- What you need to do -
Locate the word "into" in the data below, then copy every line that holds it.

______________________________

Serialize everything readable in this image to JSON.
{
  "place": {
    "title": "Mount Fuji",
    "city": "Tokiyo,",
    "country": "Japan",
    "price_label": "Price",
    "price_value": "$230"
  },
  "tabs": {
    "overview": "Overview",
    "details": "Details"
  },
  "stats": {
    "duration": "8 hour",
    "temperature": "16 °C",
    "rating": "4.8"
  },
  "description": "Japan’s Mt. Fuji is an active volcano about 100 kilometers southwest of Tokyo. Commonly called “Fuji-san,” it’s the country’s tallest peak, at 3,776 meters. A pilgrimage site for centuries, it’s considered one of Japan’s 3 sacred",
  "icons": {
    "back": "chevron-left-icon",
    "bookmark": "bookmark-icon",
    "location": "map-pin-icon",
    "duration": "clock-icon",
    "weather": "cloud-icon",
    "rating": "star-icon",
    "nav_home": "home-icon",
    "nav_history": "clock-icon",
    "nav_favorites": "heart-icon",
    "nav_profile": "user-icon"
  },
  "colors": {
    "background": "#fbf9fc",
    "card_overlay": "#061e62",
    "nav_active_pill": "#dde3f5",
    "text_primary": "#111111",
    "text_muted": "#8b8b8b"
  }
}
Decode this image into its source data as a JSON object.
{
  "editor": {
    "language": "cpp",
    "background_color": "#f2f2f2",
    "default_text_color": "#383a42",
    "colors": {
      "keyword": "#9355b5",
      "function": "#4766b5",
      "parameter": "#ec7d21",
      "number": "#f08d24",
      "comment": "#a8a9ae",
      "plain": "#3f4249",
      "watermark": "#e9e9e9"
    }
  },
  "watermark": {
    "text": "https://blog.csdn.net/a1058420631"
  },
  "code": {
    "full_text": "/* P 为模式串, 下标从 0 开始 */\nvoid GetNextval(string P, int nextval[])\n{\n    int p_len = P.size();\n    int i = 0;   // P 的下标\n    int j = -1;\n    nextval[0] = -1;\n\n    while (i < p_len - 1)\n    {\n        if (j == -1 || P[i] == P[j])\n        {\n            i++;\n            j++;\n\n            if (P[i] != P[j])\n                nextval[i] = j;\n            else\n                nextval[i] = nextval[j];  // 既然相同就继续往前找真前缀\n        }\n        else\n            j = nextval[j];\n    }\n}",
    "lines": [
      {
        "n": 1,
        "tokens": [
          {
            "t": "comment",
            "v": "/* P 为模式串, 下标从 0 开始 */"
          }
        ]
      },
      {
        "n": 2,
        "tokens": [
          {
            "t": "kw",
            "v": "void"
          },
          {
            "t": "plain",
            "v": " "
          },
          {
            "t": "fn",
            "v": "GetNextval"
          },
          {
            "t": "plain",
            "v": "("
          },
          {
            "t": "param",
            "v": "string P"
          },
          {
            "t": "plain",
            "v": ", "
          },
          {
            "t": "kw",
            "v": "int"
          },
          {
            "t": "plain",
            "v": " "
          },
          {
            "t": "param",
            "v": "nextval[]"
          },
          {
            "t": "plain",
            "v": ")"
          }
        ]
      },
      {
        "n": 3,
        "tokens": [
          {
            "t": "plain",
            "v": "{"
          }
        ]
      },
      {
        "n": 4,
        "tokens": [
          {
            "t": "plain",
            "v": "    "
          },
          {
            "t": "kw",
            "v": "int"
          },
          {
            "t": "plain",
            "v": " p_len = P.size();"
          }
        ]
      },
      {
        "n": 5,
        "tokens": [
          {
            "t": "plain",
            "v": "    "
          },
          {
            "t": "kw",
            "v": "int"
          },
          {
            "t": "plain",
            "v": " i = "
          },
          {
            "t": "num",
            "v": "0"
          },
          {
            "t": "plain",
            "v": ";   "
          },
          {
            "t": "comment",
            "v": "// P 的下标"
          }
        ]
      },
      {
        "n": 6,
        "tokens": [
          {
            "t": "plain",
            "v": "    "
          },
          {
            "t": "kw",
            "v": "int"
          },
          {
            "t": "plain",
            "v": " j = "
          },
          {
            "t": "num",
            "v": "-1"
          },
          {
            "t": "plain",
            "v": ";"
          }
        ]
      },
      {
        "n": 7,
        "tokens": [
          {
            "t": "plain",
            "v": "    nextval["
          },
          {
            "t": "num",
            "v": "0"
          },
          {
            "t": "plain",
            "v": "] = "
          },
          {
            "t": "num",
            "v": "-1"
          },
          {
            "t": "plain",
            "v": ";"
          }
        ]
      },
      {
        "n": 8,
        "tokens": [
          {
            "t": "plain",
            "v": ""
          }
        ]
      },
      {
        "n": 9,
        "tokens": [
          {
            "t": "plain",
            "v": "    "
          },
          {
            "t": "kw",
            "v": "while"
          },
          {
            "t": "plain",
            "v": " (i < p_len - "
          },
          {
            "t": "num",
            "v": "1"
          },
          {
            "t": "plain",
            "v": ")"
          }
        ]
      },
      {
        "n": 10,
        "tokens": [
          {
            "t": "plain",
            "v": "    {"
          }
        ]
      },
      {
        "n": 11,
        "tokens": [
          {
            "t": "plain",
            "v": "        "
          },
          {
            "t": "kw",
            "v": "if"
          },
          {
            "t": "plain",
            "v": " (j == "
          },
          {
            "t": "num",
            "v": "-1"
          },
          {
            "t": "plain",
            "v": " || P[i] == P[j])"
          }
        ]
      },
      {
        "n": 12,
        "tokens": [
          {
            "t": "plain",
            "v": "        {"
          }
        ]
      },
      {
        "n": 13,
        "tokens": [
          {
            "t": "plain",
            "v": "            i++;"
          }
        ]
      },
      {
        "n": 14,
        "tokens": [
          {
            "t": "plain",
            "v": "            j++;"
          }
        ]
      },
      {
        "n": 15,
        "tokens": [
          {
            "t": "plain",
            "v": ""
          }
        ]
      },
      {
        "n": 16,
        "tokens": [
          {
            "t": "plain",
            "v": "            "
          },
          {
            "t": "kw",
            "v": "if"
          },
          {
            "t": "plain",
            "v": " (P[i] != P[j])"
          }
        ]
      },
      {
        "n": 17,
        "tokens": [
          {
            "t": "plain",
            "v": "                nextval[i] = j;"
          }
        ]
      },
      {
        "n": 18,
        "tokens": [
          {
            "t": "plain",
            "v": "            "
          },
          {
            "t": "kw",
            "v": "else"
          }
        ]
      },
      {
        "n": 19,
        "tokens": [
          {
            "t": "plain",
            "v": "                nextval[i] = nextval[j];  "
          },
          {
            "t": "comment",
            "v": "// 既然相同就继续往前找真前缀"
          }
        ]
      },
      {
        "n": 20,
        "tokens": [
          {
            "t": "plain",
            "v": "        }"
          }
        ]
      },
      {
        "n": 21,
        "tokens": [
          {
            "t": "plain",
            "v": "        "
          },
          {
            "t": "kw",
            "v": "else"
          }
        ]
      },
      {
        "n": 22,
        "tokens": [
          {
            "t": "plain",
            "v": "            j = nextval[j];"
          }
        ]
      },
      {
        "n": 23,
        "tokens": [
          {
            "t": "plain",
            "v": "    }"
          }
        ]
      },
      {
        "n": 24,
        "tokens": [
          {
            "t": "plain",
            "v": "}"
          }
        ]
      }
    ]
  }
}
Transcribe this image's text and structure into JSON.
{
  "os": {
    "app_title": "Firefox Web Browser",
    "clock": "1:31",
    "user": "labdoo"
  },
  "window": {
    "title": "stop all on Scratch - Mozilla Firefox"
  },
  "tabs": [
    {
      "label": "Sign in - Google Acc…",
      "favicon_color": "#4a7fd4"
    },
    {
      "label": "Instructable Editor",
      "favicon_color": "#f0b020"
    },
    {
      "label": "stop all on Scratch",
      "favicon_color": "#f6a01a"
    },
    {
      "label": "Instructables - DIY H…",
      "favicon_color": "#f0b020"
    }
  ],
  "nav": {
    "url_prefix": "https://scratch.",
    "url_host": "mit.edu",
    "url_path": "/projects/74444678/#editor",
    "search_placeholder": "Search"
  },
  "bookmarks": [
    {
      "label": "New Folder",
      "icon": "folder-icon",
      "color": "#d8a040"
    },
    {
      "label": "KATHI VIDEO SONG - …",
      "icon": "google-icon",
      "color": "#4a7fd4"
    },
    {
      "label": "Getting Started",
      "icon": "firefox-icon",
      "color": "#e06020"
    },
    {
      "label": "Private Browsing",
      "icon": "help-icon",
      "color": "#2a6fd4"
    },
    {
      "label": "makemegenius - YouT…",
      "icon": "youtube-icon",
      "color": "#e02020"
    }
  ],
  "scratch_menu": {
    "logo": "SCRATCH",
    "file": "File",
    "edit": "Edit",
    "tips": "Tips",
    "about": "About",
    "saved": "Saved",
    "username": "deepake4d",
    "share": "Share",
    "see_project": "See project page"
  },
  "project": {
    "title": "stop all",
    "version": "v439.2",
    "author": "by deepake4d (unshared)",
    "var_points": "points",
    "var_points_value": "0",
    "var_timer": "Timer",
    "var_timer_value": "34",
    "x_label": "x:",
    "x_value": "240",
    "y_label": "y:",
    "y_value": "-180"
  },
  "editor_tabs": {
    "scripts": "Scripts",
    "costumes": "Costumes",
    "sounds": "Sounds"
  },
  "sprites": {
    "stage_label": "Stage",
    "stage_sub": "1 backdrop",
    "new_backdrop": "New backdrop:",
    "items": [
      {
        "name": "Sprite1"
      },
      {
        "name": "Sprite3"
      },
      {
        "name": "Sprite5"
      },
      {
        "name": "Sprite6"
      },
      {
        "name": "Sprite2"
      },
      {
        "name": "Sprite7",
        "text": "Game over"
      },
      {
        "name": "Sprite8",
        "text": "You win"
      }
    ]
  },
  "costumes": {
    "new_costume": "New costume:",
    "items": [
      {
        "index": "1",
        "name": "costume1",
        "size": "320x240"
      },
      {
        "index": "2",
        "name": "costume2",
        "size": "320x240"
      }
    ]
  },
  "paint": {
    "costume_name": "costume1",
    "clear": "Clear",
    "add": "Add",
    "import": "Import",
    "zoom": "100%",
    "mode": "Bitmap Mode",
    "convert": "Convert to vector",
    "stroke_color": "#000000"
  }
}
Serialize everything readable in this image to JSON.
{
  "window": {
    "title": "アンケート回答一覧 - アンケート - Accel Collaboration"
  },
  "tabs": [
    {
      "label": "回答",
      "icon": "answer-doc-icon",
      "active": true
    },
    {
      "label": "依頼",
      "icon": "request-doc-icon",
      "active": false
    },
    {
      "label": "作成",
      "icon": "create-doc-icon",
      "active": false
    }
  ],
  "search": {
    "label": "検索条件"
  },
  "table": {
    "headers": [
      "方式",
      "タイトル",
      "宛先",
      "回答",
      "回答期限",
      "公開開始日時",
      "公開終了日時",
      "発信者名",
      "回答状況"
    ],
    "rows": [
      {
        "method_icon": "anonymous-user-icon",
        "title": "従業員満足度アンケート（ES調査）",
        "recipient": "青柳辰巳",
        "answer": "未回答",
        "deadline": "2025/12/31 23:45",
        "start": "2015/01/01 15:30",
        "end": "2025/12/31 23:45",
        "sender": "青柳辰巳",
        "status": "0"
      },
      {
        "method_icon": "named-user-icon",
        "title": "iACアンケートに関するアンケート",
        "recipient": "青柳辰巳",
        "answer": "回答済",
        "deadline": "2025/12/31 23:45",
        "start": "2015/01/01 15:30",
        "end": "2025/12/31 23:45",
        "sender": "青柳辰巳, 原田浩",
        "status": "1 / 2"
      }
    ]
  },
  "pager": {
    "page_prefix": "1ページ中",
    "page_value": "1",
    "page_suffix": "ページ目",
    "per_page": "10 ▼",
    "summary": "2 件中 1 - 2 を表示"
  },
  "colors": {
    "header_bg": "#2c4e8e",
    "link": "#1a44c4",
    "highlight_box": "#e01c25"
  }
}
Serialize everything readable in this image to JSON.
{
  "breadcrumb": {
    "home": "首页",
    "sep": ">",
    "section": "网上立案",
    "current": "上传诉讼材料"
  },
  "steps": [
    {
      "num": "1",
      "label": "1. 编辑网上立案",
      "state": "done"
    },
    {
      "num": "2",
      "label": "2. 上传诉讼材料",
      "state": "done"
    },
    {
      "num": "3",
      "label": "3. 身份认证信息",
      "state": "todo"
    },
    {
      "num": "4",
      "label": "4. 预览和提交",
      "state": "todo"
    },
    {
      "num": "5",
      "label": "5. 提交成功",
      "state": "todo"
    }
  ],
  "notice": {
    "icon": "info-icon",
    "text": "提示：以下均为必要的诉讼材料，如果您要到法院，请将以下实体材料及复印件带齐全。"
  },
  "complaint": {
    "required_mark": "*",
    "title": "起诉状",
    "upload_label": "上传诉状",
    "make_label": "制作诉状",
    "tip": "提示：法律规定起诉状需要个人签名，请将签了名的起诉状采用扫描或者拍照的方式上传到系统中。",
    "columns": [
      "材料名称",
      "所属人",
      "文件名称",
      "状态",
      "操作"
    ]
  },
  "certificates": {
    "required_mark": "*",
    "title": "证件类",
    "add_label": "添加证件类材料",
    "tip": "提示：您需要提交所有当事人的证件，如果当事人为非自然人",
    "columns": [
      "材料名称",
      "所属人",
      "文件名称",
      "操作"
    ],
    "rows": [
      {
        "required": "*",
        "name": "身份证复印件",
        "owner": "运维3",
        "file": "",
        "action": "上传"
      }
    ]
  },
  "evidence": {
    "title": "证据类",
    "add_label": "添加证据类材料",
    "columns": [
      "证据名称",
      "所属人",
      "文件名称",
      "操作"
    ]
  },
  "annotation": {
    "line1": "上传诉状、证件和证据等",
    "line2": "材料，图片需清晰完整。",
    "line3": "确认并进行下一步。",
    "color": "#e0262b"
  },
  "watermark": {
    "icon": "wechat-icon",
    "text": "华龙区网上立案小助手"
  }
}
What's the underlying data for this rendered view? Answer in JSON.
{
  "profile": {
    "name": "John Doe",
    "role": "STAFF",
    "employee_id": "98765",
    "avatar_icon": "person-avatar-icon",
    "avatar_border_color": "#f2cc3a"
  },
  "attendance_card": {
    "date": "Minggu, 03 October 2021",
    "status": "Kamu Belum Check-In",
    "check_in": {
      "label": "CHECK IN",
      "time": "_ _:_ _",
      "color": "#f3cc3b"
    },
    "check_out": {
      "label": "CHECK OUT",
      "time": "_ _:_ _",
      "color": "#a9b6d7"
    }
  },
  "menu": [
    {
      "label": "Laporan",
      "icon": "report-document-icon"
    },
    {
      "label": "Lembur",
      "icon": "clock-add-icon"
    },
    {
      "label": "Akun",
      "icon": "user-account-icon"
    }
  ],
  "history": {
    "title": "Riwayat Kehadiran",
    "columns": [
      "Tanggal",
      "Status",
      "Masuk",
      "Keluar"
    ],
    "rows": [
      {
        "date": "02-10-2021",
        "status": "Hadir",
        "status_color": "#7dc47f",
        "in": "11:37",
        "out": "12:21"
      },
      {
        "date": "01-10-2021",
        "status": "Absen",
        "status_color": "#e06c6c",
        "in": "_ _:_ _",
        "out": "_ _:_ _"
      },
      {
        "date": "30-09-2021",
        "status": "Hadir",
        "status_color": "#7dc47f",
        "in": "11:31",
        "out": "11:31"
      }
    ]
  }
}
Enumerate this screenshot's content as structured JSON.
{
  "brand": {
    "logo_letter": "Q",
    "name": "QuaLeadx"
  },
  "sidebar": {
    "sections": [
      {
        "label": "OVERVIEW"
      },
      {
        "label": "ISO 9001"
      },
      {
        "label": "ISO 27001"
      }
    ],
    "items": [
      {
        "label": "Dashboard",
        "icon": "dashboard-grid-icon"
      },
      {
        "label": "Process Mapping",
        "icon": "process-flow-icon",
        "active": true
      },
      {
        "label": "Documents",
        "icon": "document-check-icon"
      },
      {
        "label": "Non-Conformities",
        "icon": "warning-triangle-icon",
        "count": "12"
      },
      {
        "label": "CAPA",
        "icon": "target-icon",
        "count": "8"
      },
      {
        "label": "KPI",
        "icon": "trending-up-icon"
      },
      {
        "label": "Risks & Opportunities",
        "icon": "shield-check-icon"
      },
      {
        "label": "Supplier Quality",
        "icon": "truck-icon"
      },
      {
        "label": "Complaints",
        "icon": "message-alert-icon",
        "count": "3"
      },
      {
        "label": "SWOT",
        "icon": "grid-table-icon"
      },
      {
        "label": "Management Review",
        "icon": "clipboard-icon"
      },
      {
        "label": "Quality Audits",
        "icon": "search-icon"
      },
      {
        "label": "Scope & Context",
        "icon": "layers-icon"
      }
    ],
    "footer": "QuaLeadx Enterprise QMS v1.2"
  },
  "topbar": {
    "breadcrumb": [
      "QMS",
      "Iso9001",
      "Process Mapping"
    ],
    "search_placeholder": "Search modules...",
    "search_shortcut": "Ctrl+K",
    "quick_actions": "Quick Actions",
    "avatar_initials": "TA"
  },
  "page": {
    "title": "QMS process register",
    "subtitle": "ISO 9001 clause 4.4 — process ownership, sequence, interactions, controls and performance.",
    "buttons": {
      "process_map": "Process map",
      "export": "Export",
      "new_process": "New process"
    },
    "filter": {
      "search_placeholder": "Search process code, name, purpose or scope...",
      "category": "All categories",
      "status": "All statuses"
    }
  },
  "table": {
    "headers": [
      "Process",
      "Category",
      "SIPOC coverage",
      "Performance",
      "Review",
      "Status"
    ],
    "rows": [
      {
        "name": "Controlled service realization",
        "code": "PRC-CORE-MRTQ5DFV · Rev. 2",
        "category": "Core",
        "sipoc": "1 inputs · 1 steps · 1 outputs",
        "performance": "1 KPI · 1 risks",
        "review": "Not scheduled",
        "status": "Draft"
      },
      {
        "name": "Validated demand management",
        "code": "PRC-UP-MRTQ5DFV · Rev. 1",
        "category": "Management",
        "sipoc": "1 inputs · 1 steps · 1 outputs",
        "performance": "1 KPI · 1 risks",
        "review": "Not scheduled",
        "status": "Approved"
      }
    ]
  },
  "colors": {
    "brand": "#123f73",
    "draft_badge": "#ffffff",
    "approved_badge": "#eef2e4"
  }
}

______________________________

- Exercise answer -
Decode this image into its source data as a JSON object.
Transcribe this image's text and structure into JSON.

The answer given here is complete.